PROBLEM TO WORK ON:
Reproduce each of the lines word for word.

Dataset items:

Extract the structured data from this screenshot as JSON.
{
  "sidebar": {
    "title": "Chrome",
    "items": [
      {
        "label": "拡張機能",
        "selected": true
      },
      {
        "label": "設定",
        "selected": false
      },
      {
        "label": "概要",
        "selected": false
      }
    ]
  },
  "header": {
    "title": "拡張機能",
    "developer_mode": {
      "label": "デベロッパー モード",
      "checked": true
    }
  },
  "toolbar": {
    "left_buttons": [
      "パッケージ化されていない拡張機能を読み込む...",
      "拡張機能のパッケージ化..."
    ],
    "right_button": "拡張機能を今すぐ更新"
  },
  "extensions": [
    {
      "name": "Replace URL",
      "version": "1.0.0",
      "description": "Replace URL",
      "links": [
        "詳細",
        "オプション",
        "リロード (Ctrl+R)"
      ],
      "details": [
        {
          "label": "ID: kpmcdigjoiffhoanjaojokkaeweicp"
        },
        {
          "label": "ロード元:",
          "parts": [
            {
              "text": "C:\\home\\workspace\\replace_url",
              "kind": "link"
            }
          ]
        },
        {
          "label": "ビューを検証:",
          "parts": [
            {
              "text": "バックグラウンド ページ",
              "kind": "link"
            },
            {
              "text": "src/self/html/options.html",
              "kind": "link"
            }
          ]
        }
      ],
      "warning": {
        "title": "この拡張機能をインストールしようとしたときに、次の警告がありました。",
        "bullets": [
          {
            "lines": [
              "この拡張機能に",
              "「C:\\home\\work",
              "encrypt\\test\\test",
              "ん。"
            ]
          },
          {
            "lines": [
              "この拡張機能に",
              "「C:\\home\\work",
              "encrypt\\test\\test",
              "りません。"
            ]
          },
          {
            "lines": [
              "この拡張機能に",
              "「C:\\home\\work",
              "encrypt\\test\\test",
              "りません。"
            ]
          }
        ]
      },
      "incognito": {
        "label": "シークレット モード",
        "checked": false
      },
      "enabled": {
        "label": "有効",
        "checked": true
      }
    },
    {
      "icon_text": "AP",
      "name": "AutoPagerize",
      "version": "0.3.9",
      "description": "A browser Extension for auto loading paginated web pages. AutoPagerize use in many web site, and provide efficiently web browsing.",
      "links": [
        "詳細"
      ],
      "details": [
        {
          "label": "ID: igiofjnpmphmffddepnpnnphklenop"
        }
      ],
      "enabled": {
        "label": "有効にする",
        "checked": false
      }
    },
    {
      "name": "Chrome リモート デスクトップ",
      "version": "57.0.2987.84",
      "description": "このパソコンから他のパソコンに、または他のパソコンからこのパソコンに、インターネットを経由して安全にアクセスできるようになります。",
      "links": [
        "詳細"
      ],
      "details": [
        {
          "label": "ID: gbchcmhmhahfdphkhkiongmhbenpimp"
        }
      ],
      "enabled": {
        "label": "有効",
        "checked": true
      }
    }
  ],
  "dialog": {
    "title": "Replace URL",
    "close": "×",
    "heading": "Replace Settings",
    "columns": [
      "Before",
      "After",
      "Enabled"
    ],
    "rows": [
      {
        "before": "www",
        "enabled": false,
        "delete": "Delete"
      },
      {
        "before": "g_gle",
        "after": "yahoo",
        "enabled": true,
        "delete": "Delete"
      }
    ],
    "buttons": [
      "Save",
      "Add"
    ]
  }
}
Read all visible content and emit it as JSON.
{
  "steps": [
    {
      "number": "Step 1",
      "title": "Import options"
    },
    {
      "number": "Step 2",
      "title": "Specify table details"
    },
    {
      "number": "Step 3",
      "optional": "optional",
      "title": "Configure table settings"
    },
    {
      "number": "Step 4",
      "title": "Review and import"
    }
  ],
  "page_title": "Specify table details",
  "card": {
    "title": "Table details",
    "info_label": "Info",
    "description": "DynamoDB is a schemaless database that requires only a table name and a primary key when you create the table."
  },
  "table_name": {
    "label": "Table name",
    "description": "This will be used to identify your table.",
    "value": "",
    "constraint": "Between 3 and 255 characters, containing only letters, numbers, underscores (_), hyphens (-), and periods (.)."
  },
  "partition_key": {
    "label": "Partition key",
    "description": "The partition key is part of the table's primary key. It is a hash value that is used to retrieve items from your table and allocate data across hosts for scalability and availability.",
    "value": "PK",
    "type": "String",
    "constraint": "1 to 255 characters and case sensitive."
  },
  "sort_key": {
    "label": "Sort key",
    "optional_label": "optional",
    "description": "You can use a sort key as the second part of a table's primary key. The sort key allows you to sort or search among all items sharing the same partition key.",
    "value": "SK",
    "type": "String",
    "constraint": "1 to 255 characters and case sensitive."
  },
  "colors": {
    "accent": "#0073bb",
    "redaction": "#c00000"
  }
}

ANSWER TO THIS PROBLEM:
Extract the structured data from this screenshot as JSON.
{
  "sidebar": {
    "title": "Chrome",
    "items": [
      {
        "label": "拡張機能",
        "selected": true
      },
      {
        "label": "設定",
        "selected": false
      },
      {
        "label": "概要",
        "selected": false
      }
    ]
  },
  "header": {
    "title": "拡張機能",
    "developer_mode": {
      "label": "デベロッパー モード",
      "checked": true
    }
  },
  "toolbar": {
    "left_buttons": [
      "パッケージ化されていない拡張機能を読み込む...",
      "拡張機能のパッケージ化..."
    ],
    "right_button": "拡張機能を今すぐ更新"
  },
  "extensions": [
    {
      "name": "Replace URL",
      "version": "1.0.0",
      "description": "Replace URL",
      "links": [
        "詳細",
        "オプション",
        "リロード (Ctrl+R)"
      ],
      "details": [
        {
          "label": "ID: kpmcdigjoiffhoanjaojokkaeweicp"
        },
        {
          "label": "ロード元:",
          "parts": [
            {
              "text": "C:\\home\\workspace\\replace_url",
              "kind": "link"
            }
          ]
        },
        {
          "label": "ビューを検証:",
          "parts": [
            {
              "text": "バックグラウンド ページ",
              "kind": "link"
            },
            {
              "text": "src/self/html/options.html",
              "kind": "link"
            }
          ]
        }
      ],
      "warning": {
        "title": "この拡張機能をインストールしようとしたときに、次の警告がありました。",
        "bullets": [
          {
            "lines": [
              "この拡張機能に",
              "「C:\\home\\work",
              "encrypt\\test\\test",
              "ん。"
            ]
          },
          {
            "lines": [
              "この拡張機能に",
              "「C:\\home\\work",
              "encrypt\\test\\test",
              "りません。"
            ]
          },
          {
            "lines": [
              "この拡張機能に",
              "「C:\\home\\work",
              "encrypt\\test\\test",
              "りません。"
            ]
          }
        ]
      },
      "incognito": {
        "label": "シークレット モード",
        "checked": false
      },
      "enabled": {
        "label": "有効",
        "checked": true
      }
    },
    {
      "icon_text": "AP",
      "name": "AutoPagerize",
      "version": "0.3.9",
      "description": "A browser Extension for auto loading paginated web pages. AutoPagerize use in many web site, and provide efficiently web browsing.",
      "links": [
        "詳細"
      ],
      "details": [
        {
          "label": "ID: igiofjnpmphmffddepnpnnphklenop"
        }
      ],
      "enabled": {
        "label": "有効にする",
        "checked": false
      }
    },
    {
      "name": "Chrome リモート デスクトップ",
      "version": "57.0.2987.84",
      "description": "このパソコンから他のパソコンに、または他のパソコンからこのパソコンに、インターネットを経由して安全にアクセスできるようになります。",
      "links": [
        "詳細"
      ],
      "details": [
        {
          "label": "ID: gbchcmhmhahfdphkhkiongmhbenpimp"
        }
      ],
      "enabled": {
        "label": "有効",
        "checked": true
      }
    }
  ],
  "dialog": {
    "title": "Replace URL",
    "close": "×",
    "heading": "Replace Settings",
    "columns": [
      "Before",
      "After",
      "Enabled"
    ],
    "rows": [
      {
        "before": "www",
        "enabled": false,
        "delete": "Delete"
      },
      {
        "before": "g_gle",
        "after": "yahoo",
        "enabled": true,
        "delete": "Delete"
      }
    ],
    "buttons": [
      "Save",
      "Add"
    ]
  }
}
Read all visible content and emit it as JSON.
{
  "steps": [
    {
      "number": "Step 1",
      "title": "Import options"
    },
    {
      "number": "Step 2",
      "title": "Specify table details"
    },
    {
      "number": "Step 3",
      "optional": "optional",
      "title": "Configure table settings"
    },
    {
      "number": "Step 4",
      "title": "Review and import"
    }
  ],
  "page_title": "Specify table details",
  "card": {
    "title": "Table details",
    "info_label": "Info",
    "description": "DynamoDB is a schemaless database that requires only a table name and a primary key when you create the table."
  },
  "table_name": {
    "label": "Table name",
    "description": "This will be used to identify your table.",
    "value": "",
    "constraint": "Between 3 and 255 characters, containing only letters, numbers, underscores (_), hyphens (-), and periods (.)."
  },
  "partition_key": {
    "label": "Partition key",
    "description": "The partition key is part of the table's primary key. It is a hash value that is used to retrieve items from your table and allocate data across hosts for scalability and availability.",
    "value": "PK",
    "type": "String",
    "constraint": "1 to 255 characters and case sensitive."
  },
  "sort_key": {
    "label": "Sort key",
    "optional_label": "optional",
    "description": "You can use a sort key as the second part of a table's primary key. The sort key allows you to sort or search among all items sharing the same partition key.",
    "value": "SK",
    "type": "String",
    "constraint": "1 to 255 characters and case sensitive."
  },
  "colors": {
    "accent": "#0073bb",
    "redaction": "#c00000"
  }
}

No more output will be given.